Exercise material
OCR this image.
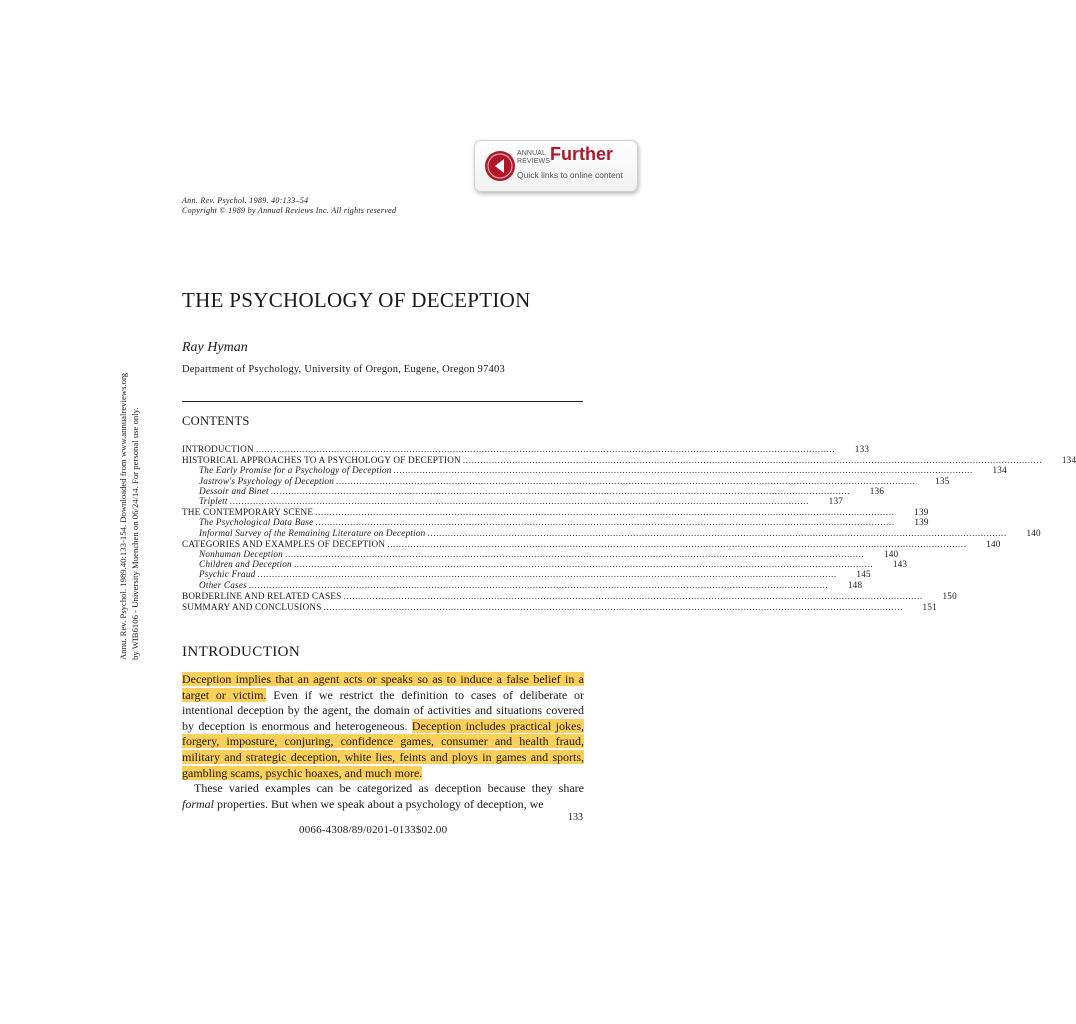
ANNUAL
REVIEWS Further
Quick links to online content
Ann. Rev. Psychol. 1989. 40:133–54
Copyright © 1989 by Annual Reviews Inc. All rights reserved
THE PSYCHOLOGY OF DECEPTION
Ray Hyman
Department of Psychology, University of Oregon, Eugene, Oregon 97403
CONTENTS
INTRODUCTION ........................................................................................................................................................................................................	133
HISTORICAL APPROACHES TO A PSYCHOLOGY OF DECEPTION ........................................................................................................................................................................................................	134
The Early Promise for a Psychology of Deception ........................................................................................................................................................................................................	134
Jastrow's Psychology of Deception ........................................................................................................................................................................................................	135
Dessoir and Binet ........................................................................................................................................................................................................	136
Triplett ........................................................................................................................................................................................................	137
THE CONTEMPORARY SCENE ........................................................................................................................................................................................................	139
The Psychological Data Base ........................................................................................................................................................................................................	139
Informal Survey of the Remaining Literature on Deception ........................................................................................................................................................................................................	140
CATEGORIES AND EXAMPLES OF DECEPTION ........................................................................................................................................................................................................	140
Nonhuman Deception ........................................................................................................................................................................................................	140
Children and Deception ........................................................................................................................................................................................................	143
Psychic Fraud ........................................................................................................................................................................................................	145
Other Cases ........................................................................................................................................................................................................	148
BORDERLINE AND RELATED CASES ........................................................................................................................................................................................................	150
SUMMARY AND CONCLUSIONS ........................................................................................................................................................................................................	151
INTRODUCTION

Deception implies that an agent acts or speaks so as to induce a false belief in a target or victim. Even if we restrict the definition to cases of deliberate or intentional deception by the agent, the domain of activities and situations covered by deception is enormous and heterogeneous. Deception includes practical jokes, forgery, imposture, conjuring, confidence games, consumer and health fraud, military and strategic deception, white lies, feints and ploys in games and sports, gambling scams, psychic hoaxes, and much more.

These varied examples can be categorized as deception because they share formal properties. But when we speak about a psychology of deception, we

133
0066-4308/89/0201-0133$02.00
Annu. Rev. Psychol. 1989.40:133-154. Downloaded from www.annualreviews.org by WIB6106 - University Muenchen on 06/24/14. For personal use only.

--

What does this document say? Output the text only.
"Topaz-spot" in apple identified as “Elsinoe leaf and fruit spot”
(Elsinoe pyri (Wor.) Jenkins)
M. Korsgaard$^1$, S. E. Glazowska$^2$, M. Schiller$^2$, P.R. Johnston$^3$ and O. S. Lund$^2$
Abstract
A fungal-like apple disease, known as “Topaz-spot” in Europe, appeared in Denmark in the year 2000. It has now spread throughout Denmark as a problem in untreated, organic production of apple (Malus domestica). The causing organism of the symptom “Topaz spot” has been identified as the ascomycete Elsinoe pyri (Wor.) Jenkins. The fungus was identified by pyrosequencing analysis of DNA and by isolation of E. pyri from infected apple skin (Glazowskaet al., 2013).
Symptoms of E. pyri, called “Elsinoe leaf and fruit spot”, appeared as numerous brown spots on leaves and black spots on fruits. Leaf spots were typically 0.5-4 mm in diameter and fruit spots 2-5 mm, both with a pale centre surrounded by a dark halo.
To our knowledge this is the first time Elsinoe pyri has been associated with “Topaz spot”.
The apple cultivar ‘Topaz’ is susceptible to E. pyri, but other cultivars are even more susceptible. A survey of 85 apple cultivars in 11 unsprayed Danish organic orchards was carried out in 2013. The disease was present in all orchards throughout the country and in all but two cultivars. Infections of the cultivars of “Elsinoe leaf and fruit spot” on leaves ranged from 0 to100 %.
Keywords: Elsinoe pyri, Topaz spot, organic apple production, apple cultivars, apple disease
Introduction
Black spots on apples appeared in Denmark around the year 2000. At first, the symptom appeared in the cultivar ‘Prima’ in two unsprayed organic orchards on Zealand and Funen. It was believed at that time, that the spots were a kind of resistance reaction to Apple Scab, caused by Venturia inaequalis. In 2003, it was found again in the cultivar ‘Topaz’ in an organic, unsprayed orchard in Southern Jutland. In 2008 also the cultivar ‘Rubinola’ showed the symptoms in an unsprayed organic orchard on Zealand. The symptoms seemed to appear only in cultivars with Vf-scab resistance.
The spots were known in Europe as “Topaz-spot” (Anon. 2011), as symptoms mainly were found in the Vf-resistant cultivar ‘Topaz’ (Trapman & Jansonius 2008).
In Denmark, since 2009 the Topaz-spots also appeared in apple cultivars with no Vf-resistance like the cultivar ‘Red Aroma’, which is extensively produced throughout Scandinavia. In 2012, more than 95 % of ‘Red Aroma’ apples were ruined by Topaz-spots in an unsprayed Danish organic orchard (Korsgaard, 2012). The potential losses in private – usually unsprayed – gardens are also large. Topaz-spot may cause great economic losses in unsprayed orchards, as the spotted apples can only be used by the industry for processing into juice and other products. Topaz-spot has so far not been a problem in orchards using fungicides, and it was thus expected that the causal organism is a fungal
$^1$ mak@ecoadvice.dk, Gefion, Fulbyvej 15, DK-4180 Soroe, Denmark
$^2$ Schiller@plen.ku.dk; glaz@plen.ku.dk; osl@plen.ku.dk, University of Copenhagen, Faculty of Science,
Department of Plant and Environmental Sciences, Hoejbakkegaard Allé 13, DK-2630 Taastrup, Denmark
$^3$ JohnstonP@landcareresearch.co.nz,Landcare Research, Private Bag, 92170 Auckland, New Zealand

Short problem
Which lines hold the word "University"? Return all of them from the records above.

Response to this exercise
Department of Psychology, University of Oregon, Eugene, Oregon 97403
Annu. Rev. Psychol. 1989.40:133-154. Downloaded from www.annualreviews.org by WIB6106 - University Muenchen on 06/24/14. For personal use only.
$^2$ Schiller@plen.ku.dk; glaz@plen.ku.dk; osl@plen.ku.dk, University of Copenhagen, Faculty of Science,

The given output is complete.